▸ **WRITTEN TASK**: Every record must be written out once more, with nothing added or omitted.

Collected data
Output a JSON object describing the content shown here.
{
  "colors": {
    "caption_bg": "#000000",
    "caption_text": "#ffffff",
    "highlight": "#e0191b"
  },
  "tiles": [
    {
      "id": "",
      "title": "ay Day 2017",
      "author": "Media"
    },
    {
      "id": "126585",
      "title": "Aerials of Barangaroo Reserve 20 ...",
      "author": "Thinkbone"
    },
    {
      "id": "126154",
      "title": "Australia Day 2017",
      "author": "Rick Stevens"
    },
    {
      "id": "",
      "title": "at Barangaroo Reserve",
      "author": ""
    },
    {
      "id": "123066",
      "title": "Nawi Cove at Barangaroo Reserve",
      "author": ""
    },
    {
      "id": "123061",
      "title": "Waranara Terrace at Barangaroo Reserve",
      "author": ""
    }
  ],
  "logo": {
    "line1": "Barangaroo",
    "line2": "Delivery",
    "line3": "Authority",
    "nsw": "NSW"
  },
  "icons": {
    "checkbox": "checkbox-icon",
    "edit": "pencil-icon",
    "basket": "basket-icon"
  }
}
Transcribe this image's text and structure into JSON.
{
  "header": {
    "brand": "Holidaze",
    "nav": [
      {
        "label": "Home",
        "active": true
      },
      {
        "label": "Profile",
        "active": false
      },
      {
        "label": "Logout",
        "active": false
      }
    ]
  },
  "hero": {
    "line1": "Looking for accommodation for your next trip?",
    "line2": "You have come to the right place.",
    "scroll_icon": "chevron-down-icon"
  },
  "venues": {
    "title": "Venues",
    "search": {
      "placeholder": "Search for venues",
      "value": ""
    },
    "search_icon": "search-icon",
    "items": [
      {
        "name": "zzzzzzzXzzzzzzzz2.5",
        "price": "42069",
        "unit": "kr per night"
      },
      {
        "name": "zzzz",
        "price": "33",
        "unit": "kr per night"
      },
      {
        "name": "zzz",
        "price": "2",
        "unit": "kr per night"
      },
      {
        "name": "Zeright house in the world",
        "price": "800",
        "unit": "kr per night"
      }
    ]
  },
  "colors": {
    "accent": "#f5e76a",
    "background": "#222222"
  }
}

▸ **SOLUTION TO THE EXERCISE**:
Output a JSON object describing the content shown here.
{
  "colors": {
    "caption_bg": "#000000",
    "caption_text": "#ffffff",
    "highlight": "#e0191b"
  },
  "tiles": [
    {
      "id": "",
      "title": "ay Day 2017",
      "author": "Media"
    },
    {
      "id": "126585",
      "title": "Aerials of Barangaroo Reserve 20 ...",
      "author": "Thinkbone"
    },
    {
      "id": "126154",
      "title": "Australia Day 2017",
      "author": "Rick Stevens"
    },
    {
      "id": "",
      "title": "at Barangaroo Reserve",
      "author": ""
    },
    {
      "id": "123066",
      "title": "Nawi Cove at Barangaroo Reserve",
      "author": ""
    },
    {
      "id": "123061",
      "title": "Waranara Terrace at Barangaroo Reserve",
      "author": ""
    }
  ],
  "logo": {
    "line1": "Barangaroo",
    "line2": "Delivery",
    "line3": "Authority",
    "nsw": "NSW"
  },
  "icons": {
    "checkbox": "checkbox-icon",
    "edit": "pencil-icon",
    "basket": "basket-icon"
  }
}
Transcribe this image's text and structure into JSON.
{
  "header": {
    "brand": "Holidaze",
    "nav": [
      {
        "label": "Home",
        "active": true
      },
      {
        "label": "Profile",
        "active": false
      },
      {
        "label": "Logout",
        "active": false
      }
    ]
  },
  "hero": {
    "line1": "Looking for accommodation for your next trip?",
    "line2": "You have come to the right place.",
    "scroll_icon": "chevron-down-icon"
  },
  "venues": {
    "title": "Venues",
    "search": {
      "placeholder": "Search for venues",
      "value": ""
    },
    "search_icon": "search-icon",
    "items": [
      {
        "name": "zzzzzzzXzzzzzzzz2.5",
        "price": "42069",
        "unit": "kr per night"
      },
      {
        "name": "zzzz",
        "price": "33",
        "unit": "kr per night"
      },
      {
        "name": "zzz",
        "price": "2",
        "unit": "kr per night"
      },
      {
        "name": "Zeright house in the world",
        "price": "800",
        "unit": "kr per night"
      }
    ]
  },
  "colors": {
    "accent": "#f5e76a",
    "background": "#222222"
  }
}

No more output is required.